Reproduce all of the data exactly, with no line skipped.

+++ MATERIAL PROVIDED +++

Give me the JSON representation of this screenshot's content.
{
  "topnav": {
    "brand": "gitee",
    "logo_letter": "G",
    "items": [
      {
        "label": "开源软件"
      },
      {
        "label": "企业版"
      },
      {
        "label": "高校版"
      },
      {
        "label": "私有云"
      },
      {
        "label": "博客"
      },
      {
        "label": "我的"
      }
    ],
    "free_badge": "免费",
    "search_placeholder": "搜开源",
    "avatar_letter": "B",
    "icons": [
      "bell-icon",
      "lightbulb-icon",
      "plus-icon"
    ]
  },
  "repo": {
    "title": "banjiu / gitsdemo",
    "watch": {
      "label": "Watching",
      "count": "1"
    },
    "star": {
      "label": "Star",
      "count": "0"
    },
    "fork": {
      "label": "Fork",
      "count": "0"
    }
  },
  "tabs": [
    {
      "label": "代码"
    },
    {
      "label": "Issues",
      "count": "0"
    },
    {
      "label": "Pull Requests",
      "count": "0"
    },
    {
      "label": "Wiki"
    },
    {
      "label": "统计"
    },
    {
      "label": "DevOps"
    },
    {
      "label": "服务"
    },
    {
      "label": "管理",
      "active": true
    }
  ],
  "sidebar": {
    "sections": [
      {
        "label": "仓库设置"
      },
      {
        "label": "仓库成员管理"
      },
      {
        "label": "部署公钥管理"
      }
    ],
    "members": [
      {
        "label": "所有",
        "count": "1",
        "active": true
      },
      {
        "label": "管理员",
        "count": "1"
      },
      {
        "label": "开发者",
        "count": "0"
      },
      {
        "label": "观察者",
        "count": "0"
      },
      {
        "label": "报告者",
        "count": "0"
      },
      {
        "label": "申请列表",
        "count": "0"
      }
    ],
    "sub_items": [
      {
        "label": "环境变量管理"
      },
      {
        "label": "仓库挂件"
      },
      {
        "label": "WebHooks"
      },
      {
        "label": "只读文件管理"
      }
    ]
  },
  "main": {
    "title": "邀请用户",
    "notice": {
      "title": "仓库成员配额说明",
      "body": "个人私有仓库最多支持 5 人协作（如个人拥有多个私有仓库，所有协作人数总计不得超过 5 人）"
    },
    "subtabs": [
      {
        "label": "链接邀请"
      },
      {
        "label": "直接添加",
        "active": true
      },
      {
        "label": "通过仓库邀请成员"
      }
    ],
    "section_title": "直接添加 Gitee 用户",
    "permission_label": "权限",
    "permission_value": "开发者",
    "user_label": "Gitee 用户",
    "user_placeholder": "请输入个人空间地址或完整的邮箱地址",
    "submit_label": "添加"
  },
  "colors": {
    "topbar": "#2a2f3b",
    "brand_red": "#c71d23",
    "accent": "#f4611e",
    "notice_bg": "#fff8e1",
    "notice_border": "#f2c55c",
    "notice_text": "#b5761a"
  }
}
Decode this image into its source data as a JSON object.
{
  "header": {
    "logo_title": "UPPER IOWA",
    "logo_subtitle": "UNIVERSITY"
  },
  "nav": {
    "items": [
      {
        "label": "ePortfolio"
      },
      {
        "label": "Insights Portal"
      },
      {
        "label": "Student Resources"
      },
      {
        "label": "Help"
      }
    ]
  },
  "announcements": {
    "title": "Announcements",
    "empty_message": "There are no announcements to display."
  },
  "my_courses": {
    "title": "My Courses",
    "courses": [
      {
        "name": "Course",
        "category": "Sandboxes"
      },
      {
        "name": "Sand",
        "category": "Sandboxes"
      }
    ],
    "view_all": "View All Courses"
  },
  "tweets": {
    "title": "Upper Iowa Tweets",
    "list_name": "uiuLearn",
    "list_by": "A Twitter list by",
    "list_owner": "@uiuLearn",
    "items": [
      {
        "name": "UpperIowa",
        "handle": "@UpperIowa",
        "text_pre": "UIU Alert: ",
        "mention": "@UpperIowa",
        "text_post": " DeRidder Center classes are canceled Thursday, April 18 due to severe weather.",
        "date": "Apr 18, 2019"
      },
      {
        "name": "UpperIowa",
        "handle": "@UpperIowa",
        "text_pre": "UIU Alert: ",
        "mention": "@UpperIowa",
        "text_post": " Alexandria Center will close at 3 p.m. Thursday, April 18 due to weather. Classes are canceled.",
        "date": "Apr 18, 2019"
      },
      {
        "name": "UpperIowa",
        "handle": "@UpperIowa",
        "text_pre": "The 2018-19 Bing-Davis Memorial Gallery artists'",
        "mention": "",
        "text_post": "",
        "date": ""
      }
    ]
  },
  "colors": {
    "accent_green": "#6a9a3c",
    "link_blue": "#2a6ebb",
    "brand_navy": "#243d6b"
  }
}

+++

=== OUTPUT BELOW ===
Give me the JSON representation of this screenshot's content.
{
  "topnav": {
    "brand": "gitee",
    "logo_letter": "G",
    "items": [
      {
        "label": "开源软件"
      },
      {
        "label": "企业版"
      },
      {
        "label": "高校版"
      },
      {
        "label": "私有云"
      },
      {
        "label": "博客"
      },
      {
        "label": "我的"
      }
    ],
    "free_badge": "免费",
    "search_placeholder": "搜开源",
    "avatar_letter": "B",
    "icons": [
      "bell-icon",
      "lightbulb-icon",
      "plus-icon"
    ]
  },
  "repo": {
    "title": "banjiu / gitsdemo",
    "watch": {
      "label": "Watching",
      "count": "1"
    },
    "star": {
      "label": "Star",
      "count": "0"
    },
    "fork": {
      "label": "Fork",
      "count": "0"
    }
  },
  "tabs": [
    {
      "label": "代码"
    },
    {
      "label": "Issues",
      "count": "0"
    },
    {
      "label": "Pull Requests",
      "count": "0"
    },
    {
      "label": "Wiki"
    },
    {
      "label": "统计"
    },
    {
      "label": "DevOps"
    },
    {
      "label": "服务"
    },
    {
      "label": "管理",
      "active": true
    }
  ],
  "sidebar": {
    "sections": [
      {
        "label": "仓库设置"
      },
      {
        "label": "仓库成员管理"
      },
      {
        "label": "部署公钥管理"
      }
    ],
    "members": [
      {
        "label": "所有",
        "count": "1",
        "active": true
      },
      {
        "label": "管理员",
        "count": "1"
      },
      {
        "label": "开发者",
        "count": "0"
      },
      {
        "label": "观察者",
        "count": "0"
      },
      {
        "label": "报告者",
        "count": "0"
      },
      {
        "label": "申请列表",
        "count": "0"
      }
    ],
    "sub_items": [
      {
        "label": "环境变量管理"
      },
      {
        "label": "仓库挂件"
      },
      {
        "label": "WebHooks"
      },
      {
        "label": "只读文件管理"
      }
    ]
  },
  "main": {
    "title": "邀请用户",
    "notice": {
      "title": "仓库成员配额说明",
      "body": "个人私有仓库最多支持 5 人协作（如个人拥有多个私有仓库，所有协作人数总计不得超过 5 人）"
    },
    "subtabs": [
      {
        "label": "链接邀请"
      },
      {
        "label": "直接添加",
        "active": true
      },
      {
        "label": "通过仓库邀请成员"
      }
    ],
    "section_title": "直接添加 Gitee 用户",
    "permission_label": "权限",
    "permission_value": "开发者",
    "user_label": "Gitee 用户",
    "user_placeholder": "请输入个人空间地址或完整的邮箱地址",
    "submit_label": "添加"
  },
  "colors": {
    "topbar": "#2a2f3b",
    "brand_red": "#c71d23",
    "accent": "#f4611e",
    "notice_bg": "#fff8e1",
    "notice_border": "#f2c55c",
    "notice_text": "#b5761a"
  }
}
Decode this image into its source data as a JSON object.
{
  "header": {
    "logo_title": "UPPER IOWA",
    "logo_subtitle": "UNIVERSITY"
  },
  "nav": {
    "items": [
      {
        "label": "ePortfolio"
      },
      {
        "label": "Insights Portal"
      },
      {
        "label": "Student Resources"
      },
      {
        "label": "Help"
      }
    ]
  },
  "announcements": {
    "title": "Announcements",
    "empty_message": "There are no announcements to display."
  },
  "my_courses": {
    "title": "My Courses",
    "courses": [
      {
        "name": "Course",
        "category": "Sandboxes"
      },
      {
        "name": "Sand",
        "category": "Sandboxes"
      }
    ],
    "view_all": "View All Courses"
  },
  "tweets": {
    "title": "Upper Iowa Tweets",
    "list_name": "uiuLearn",
    "list_by": "A Twitter list by",
    "list_owner": "@uiuLearn",
    "items": [
      {
        "name": "UpperIowa",
        "handle": "@UpperIowa",
        "text_pre": "UIU Alert: ",
        "mention": "@UpperIowa",
        "text_post": " DeRidder Center classes are canceled Thursday, April 18 due to severe weather.",
        "date": "Apr 18, 2019"
      },
      {
        "name": "UpperIowa",
        "handle": "@UpperIowa",
        "text_pre": "UIU Alert: ",
        "mention": "@UpperIowa",
        "text_post": " Alexandria Center will close at 3 p.m. Thursday, April 18 due to weather. Classes are canceled.",
        "date": "Apr 18, 2019"
      },
      {
        "name": "UpperIowa",
        "handle": "@UpperIowa",
        "text_pre": "The 2018-19 Bing-Davis Memorial Gallery artists'",
        "mention": "",
        "text_post": "",
        "date": ""
      }
    ]
  },
  "colors": {
    "accent_green": "#6a9a3c",
    "link_blue": "#2a6ebb",
    "brand_navy": "#243d6b"
  }
}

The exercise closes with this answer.